§ Work required
Reproduce each line bearing the word "dictadas".

§ Excerpted data
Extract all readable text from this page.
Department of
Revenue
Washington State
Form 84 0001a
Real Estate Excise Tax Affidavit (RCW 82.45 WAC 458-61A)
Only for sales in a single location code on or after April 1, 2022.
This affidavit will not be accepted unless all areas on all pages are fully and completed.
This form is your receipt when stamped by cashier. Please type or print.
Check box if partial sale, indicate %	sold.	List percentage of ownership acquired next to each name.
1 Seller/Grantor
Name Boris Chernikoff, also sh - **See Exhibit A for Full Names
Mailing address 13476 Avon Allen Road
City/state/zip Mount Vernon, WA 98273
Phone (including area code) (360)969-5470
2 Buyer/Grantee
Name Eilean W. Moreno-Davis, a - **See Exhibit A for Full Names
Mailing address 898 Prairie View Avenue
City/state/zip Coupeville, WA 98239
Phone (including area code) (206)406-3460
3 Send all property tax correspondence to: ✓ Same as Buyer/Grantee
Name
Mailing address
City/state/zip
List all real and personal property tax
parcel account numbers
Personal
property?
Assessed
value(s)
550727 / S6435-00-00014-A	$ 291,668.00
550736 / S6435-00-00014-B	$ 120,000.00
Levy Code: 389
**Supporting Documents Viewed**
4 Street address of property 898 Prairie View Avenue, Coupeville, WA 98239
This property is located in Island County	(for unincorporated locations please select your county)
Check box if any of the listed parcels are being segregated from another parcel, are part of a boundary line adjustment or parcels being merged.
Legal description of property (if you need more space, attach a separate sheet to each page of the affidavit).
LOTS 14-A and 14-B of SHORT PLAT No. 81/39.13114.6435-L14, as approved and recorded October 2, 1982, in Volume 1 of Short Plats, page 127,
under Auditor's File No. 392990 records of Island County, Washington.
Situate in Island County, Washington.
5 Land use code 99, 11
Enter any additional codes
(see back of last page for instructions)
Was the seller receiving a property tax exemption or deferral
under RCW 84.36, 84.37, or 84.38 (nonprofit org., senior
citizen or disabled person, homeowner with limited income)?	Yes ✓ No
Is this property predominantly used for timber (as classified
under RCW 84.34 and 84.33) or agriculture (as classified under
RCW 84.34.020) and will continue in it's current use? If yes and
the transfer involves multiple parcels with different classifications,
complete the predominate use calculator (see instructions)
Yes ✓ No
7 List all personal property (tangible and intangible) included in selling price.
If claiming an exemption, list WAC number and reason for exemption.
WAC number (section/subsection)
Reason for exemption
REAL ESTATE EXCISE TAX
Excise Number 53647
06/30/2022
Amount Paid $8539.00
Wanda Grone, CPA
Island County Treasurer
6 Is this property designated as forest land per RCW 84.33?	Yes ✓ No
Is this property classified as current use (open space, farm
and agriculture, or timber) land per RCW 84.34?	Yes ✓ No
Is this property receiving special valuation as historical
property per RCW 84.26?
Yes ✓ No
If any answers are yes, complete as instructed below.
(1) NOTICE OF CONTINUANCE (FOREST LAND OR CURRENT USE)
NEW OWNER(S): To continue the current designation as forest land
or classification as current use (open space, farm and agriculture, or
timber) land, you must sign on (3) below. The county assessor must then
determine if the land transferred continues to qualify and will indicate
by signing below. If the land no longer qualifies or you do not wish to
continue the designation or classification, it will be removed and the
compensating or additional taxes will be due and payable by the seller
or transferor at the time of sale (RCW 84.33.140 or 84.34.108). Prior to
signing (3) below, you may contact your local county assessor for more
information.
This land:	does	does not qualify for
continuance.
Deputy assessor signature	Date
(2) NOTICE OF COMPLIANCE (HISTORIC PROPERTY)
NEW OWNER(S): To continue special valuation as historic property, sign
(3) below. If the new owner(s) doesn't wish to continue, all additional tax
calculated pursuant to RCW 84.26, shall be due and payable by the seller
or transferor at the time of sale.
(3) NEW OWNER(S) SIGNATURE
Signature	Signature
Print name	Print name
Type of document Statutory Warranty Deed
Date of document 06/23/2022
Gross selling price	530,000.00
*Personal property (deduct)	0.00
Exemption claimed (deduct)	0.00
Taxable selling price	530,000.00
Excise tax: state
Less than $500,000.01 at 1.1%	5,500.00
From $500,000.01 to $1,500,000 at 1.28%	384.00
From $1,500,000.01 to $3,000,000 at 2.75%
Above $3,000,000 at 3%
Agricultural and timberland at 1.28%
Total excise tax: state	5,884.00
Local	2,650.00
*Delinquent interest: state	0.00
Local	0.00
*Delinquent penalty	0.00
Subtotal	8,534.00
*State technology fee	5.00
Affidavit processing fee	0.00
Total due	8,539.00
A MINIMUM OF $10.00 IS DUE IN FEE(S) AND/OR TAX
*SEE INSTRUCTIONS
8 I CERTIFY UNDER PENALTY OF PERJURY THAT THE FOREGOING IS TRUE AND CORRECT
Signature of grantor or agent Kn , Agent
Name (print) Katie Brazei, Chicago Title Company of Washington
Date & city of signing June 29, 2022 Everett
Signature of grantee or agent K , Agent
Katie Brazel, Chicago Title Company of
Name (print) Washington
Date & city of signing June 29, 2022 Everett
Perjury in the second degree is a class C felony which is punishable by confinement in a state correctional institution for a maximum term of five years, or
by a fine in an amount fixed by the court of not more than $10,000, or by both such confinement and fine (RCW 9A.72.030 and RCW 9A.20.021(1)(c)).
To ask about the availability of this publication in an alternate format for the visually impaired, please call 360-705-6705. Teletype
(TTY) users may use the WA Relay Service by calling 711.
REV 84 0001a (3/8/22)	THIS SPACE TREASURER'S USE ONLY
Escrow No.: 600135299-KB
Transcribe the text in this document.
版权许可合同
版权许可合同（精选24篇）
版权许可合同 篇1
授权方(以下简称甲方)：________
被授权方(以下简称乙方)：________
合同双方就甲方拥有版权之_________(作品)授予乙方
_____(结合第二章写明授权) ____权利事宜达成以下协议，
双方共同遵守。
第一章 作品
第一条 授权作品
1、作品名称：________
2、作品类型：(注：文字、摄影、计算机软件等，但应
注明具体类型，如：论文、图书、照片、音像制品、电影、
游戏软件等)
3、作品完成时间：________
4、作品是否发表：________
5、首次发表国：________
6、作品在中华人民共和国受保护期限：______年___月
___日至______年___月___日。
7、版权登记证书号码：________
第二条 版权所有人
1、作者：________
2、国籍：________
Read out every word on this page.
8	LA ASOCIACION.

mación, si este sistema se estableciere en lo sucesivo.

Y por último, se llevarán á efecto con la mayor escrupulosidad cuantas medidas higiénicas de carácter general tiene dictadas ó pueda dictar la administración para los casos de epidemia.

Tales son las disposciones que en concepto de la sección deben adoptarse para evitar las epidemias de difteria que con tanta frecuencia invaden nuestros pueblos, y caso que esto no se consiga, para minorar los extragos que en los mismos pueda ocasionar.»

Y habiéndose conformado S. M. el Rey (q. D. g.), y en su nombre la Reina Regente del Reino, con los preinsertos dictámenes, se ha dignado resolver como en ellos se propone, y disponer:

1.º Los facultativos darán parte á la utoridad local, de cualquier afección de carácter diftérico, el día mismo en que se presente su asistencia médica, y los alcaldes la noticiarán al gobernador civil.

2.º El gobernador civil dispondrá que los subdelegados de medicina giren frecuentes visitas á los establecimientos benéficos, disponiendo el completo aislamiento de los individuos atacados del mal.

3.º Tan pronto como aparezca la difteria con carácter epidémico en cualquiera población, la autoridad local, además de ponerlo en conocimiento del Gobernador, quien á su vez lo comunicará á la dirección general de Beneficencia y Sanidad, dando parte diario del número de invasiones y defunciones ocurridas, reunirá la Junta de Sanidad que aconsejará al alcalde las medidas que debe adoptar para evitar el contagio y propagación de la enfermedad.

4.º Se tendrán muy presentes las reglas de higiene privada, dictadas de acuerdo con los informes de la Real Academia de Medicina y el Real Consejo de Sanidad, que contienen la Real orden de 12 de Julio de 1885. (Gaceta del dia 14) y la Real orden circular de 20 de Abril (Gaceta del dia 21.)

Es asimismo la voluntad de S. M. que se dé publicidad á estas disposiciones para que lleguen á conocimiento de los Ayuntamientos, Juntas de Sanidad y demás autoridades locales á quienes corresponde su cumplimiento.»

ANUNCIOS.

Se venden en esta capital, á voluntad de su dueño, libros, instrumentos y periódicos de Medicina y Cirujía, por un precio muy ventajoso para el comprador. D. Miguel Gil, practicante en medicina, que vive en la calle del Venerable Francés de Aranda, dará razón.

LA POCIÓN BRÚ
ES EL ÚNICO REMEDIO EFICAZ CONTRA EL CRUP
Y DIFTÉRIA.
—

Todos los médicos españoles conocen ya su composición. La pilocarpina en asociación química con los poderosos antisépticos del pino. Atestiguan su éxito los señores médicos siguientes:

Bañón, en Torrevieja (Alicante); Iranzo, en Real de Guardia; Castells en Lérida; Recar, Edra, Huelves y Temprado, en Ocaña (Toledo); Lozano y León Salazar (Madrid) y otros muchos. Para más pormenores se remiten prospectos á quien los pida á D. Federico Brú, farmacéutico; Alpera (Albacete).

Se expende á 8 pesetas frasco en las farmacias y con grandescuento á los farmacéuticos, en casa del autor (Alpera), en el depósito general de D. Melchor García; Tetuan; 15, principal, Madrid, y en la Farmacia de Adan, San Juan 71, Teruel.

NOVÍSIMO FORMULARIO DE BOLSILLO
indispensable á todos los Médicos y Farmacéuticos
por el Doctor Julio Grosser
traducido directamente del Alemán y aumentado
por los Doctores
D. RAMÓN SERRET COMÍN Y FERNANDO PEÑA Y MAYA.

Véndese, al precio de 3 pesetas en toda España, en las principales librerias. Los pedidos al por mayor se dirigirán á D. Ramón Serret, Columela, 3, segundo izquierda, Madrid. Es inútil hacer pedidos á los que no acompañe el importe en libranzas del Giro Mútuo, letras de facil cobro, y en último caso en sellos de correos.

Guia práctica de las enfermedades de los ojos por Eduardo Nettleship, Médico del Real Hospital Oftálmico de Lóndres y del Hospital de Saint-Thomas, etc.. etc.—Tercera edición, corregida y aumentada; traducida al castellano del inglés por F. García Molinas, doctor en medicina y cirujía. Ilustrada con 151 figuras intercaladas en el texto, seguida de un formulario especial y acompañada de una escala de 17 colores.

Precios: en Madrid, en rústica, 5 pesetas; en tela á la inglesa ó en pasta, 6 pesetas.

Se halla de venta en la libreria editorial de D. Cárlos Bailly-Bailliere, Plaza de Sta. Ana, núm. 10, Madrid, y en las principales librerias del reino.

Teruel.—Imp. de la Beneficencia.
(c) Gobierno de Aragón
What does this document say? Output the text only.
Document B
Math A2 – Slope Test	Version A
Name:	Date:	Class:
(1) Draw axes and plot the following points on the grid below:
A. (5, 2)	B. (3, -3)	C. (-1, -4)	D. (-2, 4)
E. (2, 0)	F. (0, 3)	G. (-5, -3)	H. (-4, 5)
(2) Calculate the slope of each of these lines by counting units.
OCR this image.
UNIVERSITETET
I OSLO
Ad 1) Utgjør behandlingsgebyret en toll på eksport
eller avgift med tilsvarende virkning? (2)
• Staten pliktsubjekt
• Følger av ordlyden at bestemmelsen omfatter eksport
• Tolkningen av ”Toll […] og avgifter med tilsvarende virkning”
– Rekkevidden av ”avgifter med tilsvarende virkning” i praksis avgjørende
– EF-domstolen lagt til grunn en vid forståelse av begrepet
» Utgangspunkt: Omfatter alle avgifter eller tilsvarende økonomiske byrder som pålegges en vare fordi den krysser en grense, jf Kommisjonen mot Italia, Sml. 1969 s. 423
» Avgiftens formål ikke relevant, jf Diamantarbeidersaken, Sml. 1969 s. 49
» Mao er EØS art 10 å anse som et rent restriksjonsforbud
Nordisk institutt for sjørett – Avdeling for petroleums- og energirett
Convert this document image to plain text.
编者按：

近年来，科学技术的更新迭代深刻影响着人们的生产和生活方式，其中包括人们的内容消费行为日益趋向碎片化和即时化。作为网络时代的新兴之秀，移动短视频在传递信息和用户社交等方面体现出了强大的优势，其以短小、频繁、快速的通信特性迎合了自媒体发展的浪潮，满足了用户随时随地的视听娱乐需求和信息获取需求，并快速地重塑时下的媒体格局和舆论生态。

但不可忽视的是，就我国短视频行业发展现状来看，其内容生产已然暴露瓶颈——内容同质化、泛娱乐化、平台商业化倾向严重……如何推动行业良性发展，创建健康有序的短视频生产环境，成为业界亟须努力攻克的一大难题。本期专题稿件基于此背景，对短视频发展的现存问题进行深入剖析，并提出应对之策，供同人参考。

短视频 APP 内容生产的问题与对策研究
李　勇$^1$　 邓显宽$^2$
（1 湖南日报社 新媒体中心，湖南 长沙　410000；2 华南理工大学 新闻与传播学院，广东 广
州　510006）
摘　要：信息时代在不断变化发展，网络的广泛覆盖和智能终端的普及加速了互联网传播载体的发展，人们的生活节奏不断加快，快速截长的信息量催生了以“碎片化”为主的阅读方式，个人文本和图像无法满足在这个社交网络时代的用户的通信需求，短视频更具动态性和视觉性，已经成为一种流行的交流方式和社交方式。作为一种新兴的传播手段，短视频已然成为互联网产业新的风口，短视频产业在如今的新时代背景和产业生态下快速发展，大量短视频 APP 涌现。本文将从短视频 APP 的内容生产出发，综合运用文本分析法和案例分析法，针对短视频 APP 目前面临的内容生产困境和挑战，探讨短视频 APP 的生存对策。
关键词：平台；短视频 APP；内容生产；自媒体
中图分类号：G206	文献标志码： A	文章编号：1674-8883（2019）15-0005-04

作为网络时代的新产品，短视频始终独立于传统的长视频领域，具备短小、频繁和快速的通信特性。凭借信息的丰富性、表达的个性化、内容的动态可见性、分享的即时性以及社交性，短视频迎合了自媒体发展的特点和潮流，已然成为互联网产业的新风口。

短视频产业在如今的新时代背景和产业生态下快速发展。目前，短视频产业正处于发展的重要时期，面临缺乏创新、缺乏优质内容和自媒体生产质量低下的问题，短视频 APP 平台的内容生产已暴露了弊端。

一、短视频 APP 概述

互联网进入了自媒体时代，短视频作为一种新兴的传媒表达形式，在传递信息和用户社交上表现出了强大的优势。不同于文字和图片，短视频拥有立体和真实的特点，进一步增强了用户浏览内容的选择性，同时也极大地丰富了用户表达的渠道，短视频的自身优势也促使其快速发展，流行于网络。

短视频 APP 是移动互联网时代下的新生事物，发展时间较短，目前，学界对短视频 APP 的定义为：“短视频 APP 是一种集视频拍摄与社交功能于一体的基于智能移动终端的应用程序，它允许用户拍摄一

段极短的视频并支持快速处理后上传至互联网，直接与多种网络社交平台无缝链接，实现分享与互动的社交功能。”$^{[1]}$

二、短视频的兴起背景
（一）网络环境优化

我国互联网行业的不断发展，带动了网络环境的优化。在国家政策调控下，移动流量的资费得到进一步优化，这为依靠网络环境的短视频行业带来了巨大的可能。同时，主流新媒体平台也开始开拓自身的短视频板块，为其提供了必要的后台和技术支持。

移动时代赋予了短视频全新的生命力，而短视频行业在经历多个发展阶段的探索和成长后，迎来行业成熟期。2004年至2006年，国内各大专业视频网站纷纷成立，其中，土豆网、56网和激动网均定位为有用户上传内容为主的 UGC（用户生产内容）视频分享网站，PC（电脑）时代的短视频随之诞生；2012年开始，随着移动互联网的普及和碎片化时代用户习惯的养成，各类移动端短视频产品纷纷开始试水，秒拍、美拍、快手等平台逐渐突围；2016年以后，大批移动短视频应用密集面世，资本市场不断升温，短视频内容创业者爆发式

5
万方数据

§ Exercise result
Y por último, se llevarán á efecto con la mayor escrupulosidad cuantas medidas higiénicas de carácter general tiene dictadas ó pueda dictar la administración para los casos de epidemia.
4.º Se tendrán muy presentes las reglas de higiene privada, dictadas de acuerdo con los informes de la Real Academia de Medicina y el Real Consejo de Sanidad, que contienen la Real orden de 12 de Julio de 1885. (Gaceta del dia 14) y la Real orden circular de 20 de Abril (Gaceta del dia 21.)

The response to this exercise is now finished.